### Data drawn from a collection
◇ ◇ ◇ ◇ ◇
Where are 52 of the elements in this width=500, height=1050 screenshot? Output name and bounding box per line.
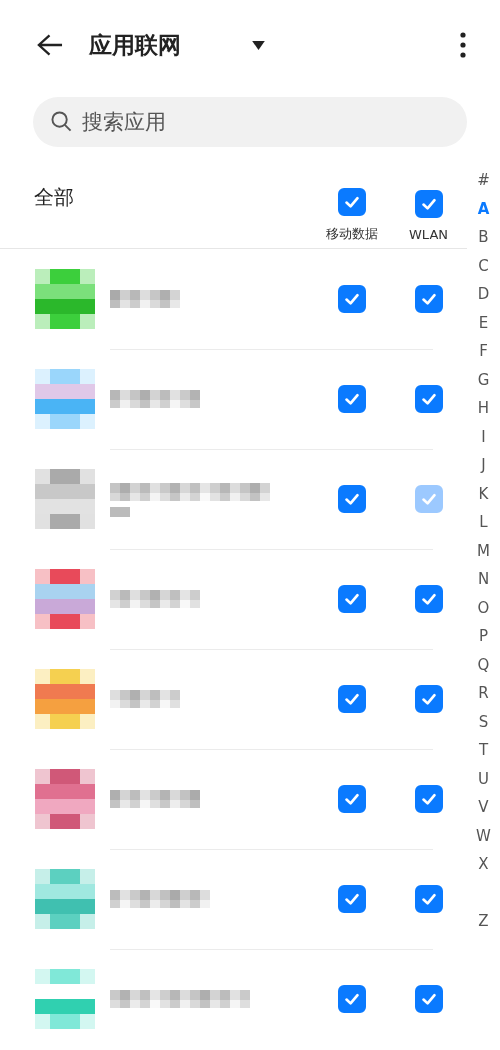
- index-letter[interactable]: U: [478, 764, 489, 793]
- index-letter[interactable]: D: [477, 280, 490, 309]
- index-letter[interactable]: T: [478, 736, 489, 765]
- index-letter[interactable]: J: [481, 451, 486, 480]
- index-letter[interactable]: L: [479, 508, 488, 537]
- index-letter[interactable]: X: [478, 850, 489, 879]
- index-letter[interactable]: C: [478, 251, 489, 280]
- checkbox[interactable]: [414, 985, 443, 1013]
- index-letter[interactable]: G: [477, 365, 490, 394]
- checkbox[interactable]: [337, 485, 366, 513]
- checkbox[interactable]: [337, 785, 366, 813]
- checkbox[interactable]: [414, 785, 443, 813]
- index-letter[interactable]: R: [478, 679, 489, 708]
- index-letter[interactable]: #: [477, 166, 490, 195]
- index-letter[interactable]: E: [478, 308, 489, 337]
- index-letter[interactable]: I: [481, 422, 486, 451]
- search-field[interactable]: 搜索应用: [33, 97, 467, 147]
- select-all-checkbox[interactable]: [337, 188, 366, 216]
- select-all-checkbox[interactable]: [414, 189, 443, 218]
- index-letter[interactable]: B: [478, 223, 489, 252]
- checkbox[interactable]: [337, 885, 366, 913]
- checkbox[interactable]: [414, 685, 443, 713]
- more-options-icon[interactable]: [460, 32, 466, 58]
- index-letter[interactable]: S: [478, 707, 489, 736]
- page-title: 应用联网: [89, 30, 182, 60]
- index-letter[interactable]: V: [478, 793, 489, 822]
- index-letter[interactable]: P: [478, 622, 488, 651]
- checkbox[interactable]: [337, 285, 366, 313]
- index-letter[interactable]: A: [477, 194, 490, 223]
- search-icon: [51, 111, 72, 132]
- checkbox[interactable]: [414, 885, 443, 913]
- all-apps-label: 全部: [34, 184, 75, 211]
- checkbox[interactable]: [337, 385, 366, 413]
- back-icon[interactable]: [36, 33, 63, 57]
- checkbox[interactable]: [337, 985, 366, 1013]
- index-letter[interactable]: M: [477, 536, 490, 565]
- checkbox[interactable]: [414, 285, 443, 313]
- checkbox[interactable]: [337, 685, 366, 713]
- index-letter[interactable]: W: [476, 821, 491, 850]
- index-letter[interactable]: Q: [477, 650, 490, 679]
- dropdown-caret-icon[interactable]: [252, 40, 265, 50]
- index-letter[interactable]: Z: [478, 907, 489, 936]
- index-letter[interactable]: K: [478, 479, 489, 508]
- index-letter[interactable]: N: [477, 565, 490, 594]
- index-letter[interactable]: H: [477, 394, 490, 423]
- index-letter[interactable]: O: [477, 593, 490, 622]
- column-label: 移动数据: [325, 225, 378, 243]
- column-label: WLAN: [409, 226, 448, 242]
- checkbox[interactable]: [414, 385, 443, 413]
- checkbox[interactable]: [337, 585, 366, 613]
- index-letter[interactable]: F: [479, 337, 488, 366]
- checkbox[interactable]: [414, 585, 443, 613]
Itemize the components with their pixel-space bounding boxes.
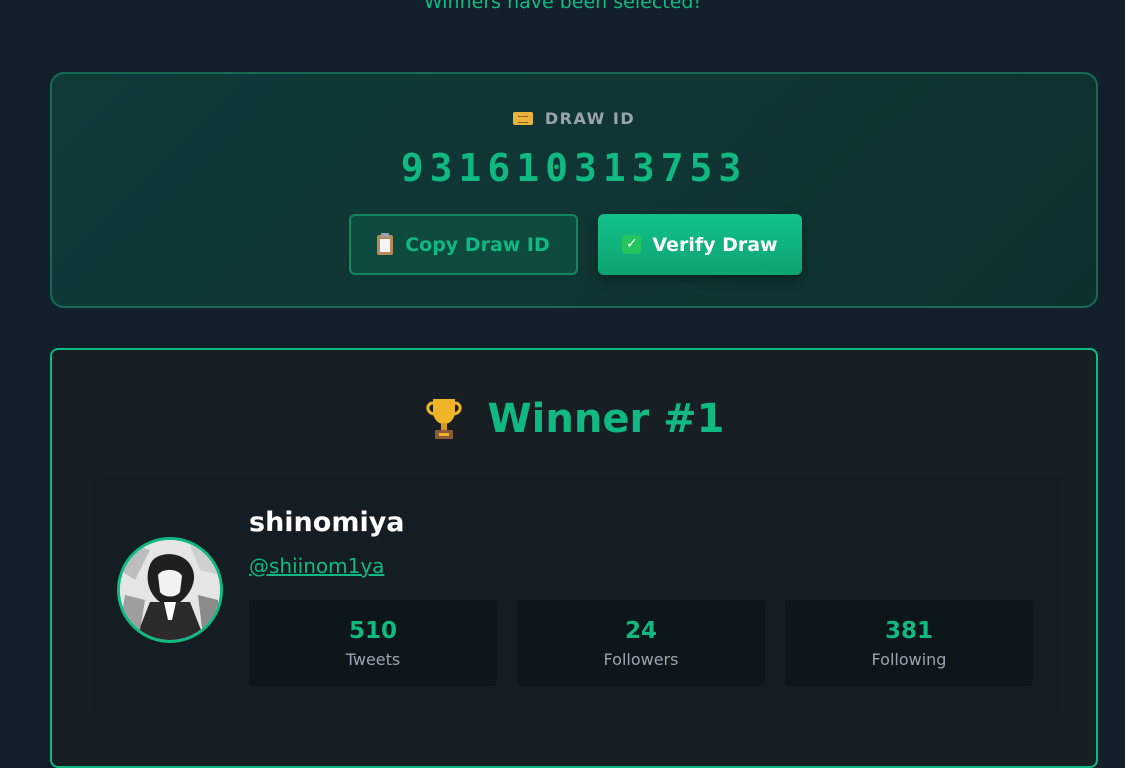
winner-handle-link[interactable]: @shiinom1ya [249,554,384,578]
◇ ◇ ◇ ◇ ◇
Repeat every item above word for word, leaving the pictures out of your answer.

### Correct output
Where are 52 of the elements in this width=500, height=1050 screenshot? Output name and bounding box per line.
- index-letter[interactable]: U: [478, 764, 489, 793]
- index-letter[interactable]: D: [477, 280, 490, 309]
- index-letter[interactable]: T: [478, 736, 489, 765]
- index-letter[interactable]: J: [481, 451, 486, 480]
- index-letter[interactable]: L: [479, 508, 488, 537]
- index-letter[interactable]: X: [478, 850, 489, 879]
- index-letter[interactable]: C: [478, 251, 489, 280]
- checkbox[interactable]: [414, 985, 443, 1013]
- index-letter[interactable]: G: [477, 365, 490, 394]
- checkbox[interactable]: [337, 485, 366, 513]
- checkbox[interactable]: [337, 785, 366, 813]
- checkbox[interactable]: [414, 785, 443, 813]
- index-letter[interactable]: R: [478, 679, 489, 708]
- index-letter[interactable]: #: [477, 166, 490, 195]
- index-letter[interactable]: E: [478, 308, 489, 337]
- index-letter[interactable]: I: [481, 422, 486, 451]
- search-field[interactable]: 搜索应用: [33, 97, 467, 147]
- select-all-checkbox[interactable]: [337, 188, 366, 216]
- select-all-checkbox[interactable]: [414, 189, 443, 218]
- index-letter[interactable]: B: [478, 223, 489, 252]
- checkbox[interactable]: [337, 885, 366, 913]
- checkbox[interactable]: [414, 685, 443, 713]
- more-options-icon[interactable]: [460, 32, 466, 58]
- index-letter[interactable]: S: [478, 707, 489, 736]
- page-title: 应用联网: [89, 30, 182, 60]
- index-letter[interactable]: V: [478, 793, 489, 822]
- index-letter[interactable]: P: [478, 622, 488, 651]
- checkbox[interactable]: [337, 285, 366, 313]
- index-letter[interactable]: A: [477, 194, 490, 223]
- search-icon: [51, 111, 72, 132]
- checkbox[interactable]: [414, 885, 443, 913]
- all-apps-label: 全部: [34, 184, 75, 211]
- checkbox[interactable]: [337, 385, 366, 413]
- back-icon[interactable]: [36, 33, 63, 57]
- checkbox[interactable]: [337, 985, 366, 1013]
- index-letter[interactable]: M: [477, 536, 490, 565]
- checkbox[interactable]: [414, 285, 443, 313]
- checkbox[interactable]: [337, 685, 366, 713]
- index-letter[interactable]: W: [476, 821, 491, 850]
- index-letter[interactable]: Q: [477, 650, 490, 679]
- dropdown-caret-icon[interactable]: [252, 40, 265, 50]
- index-letter[interactable]: Z: [478, 907, 489, 936]
- index-letter[interactable]: K: [478, 479, 489, 508]
- index-letter[interactable]: N: [477, 565, 490, 594]
- index-letter[interactable]: H: [477, 394, 490, 423]
- index-letter[interactable]: O: [477, 593, 490, 622]
- column-label: 移动数据: [325, 225, 378, 243]
- column-label: WLAN: [409, 226, 448, 242]
- checkbox[interactable]: [414, 385, 443, 413]
- checkbox[interactable]: [337, 585, 366, 613]
- index-letter[interactable]: F: [479, 337, 488, 366]
- checkbox[interactable]: [414, 585, 443, 613]
Itemize the components with their pixel-space bounding boxes.
winner-handle-link[interactable]: @shiinom1ya [249,554,384,578]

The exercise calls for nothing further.